TASK GOAL. Examine the material below and count the lines that hold the word "buildings". Report only the number.
-- start of INPUT --
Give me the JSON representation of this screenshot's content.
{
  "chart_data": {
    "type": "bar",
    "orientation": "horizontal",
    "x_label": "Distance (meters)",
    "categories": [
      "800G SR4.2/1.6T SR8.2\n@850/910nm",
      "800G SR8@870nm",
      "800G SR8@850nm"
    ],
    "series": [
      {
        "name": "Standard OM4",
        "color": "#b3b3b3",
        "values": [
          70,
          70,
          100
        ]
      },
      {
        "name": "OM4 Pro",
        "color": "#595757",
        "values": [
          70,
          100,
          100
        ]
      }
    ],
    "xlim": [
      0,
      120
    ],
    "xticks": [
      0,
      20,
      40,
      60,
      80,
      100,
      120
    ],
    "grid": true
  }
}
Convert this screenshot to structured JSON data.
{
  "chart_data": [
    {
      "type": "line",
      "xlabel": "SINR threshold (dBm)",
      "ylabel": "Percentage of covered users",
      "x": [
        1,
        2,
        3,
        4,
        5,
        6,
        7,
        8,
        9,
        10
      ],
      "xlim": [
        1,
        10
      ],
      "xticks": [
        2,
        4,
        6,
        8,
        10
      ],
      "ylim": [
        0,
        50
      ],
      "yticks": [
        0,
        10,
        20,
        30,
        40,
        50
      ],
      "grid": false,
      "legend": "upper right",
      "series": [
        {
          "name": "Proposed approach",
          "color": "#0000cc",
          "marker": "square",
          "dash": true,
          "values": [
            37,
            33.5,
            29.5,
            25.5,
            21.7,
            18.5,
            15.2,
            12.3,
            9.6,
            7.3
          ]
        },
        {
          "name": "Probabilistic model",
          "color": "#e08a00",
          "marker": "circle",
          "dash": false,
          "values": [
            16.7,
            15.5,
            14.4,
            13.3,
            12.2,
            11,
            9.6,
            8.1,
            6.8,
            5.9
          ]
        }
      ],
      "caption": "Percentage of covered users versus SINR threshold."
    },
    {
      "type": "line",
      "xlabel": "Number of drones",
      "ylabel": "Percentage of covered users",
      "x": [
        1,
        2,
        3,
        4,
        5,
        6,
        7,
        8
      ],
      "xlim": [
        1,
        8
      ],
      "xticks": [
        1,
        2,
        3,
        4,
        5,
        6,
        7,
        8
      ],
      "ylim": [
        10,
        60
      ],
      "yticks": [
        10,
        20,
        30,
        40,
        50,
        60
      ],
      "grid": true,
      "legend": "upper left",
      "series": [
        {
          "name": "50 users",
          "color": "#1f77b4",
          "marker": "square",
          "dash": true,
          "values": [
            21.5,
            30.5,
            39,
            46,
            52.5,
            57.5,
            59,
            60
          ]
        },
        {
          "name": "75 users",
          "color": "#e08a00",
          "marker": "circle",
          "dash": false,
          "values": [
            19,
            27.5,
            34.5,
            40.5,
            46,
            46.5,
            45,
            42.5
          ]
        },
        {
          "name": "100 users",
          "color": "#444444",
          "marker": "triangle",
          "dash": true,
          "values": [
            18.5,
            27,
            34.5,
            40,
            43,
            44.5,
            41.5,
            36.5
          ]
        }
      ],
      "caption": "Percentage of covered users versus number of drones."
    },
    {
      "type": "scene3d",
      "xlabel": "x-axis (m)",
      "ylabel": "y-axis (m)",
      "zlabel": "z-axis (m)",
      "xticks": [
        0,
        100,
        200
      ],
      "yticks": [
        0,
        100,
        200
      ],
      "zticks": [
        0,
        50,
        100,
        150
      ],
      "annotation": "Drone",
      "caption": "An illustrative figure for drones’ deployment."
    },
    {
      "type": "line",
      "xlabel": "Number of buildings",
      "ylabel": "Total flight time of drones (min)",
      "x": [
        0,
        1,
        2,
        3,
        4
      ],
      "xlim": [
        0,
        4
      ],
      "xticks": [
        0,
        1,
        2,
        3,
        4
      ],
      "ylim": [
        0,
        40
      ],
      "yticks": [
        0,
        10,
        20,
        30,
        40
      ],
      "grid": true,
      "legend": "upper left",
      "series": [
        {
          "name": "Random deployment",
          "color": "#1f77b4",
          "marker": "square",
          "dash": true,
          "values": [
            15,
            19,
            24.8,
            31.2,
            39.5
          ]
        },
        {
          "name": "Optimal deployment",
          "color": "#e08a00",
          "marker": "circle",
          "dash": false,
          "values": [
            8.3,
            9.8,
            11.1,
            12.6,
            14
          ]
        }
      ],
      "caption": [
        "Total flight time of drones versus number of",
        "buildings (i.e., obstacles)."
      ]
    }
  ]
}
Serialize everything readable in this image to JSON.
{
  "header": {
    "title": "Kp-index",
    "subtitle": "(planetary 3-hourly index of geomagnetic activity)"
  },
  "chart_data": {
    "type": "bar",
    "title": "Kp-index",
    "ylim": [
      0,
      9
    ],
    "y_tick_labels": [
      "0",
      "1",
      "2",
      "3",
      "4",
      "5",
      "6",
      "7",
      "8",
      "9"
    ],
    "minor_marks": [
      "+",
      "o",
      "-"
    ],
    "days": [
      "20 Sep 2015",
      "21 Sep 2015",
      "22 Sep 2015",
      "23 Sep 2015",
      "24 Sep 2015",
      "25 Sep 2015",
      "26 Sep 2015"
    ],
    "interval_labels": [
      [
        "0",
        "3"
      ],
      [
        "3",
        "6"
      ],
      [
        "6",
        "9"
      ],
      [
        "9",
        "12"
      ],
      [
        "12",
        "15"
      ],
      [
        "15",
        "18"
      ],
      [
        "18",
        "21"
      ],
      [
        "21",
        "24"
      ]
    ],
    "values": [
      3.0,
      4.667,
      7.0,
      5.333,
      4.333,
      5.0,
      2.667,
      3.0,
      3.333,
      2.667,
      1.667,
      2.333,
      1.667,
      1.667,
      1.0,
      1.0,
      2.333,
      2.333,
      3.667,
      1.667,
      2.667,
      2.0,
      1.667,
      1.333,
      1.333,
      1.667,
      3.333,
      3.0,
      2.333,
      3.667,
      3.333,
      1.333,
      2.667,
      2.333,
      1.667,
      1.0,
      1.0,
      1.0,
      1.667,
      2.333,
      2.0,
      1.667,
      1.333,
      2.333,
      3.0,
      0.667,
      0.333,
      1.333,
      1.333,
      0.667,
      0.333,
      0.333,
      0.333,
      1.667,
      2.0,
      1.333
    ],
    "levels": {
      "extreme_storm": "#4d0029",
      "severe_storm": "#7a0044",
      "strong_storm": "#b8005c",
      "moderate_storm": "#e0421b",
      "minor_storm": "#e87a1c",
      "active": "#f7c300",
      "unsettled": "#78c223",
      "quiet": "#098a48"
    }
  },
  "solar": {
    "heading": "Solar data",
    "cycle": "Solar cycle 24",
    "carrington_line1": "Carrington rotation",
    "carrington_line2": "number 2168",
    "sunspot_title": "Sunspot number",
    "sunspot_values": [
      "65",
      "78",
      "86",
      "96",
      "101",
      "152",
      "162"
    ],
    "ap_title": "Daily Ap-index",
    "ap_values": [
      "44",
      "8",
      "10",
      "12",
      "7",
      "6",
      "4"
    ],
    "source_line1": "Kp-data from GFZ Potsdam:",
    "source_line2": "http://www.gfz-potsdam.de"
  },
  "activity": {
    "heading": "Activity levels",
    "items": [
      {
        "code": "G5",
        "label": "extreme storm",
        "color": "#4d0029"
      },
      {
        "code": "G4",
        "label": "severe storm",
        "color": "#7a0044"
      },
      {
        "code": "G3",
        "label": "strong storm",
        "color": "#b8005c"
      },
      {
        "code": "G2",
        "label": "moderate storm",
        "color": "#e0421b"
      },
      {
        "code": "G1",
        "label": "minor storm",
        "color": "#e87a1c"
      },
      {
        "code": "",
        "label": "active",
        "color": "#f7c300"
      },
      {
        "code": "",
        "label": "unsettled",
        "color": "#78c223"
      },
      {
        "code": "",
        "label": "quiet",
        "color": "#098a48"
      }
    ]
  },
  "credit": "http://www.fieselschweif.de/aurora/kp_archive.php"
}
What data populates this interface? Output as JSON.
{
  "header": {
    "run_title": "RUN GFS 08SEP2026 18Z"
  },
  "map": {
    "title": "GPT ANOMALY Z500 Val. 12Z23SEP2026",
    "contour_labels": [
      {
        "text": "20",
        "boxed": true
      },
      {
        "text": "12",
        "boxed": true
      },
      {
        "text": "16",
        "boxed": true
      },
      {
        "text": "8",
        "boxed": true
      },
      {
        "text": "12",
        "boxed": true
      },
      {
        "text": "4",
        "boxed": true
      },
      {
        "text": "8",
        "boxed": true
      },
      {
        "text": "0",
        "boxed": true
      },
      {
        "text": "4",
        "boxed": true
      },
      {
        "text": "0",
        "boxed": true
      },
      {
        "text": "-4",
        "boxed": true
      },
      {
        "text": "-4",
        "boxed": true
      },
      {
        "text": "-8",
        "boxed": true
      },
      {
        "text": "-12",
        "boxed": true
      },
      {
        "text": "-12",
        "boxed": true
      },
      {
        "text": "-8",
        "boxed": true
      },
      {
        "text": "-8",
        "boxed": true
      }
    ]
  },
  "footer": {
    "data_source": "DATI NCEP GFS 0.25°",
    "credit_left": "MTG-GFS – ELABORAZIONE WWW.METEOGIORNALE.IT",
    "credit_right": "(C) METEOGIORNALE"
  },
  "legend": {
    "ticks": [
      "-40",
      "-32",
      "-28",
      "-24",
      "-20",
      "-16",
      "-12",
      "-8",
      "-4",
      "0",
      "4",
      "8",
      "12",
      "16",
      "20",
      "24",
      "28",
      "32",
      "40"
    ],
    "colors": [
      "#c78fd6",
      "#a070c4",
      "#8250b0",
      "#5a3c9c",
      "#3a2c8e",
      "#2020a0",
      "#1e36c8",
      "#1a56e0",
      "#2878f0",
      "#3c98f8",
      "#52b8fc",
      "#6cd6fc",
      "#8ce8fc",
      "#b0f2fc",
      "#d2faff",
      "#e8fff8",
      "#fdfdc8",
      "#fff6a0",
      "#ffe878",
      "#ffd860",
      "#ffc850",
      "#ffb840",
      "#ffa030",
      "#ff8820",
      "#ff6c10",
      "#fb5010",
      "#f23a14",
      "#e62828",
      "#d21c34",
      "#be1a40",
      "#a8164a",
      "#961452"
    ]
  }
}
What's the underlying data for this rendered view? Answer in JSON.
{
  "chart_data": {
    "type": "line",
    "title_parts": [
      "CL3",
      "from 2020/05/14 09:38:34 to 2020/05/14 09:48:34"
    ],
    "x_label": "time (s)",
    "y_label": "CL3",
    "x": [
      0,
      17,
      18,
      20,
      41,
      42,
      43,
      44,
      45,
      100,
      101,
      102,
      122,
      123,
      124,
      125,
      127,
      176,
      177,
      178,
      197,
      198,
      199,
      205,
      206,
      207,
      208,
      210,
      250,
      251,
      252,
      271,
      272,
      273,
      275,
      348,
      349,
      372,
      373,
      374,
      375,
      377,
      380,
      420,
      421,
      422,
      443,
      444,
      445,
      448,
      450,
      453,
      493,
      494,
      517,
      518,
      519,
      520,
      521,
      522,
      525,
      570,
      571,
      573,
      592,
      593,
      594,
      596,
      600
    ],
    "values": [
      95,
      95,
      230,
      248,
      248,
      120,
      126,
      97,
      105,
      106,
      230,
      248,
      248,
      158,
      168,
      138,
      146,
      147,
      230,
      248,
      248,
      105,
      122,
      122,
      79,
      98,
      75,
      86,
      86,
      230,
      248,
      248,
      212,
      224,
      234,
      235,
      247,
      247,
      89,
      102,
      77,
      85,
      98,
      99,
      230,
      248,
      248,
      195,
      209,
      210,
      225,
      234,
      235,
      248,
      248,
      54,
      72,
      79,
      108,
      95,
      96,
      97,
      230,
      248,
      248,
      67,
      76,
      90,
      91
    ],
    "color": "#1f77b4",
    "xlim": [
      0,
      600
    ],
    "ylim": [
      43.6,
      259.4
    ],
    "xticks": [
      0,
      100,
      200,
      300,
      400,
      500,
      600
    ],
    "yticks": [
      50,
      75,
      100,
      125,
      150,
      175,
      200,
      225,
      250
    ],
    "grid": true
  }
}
-- end of INPUT --
CORRECT ANSWER. 2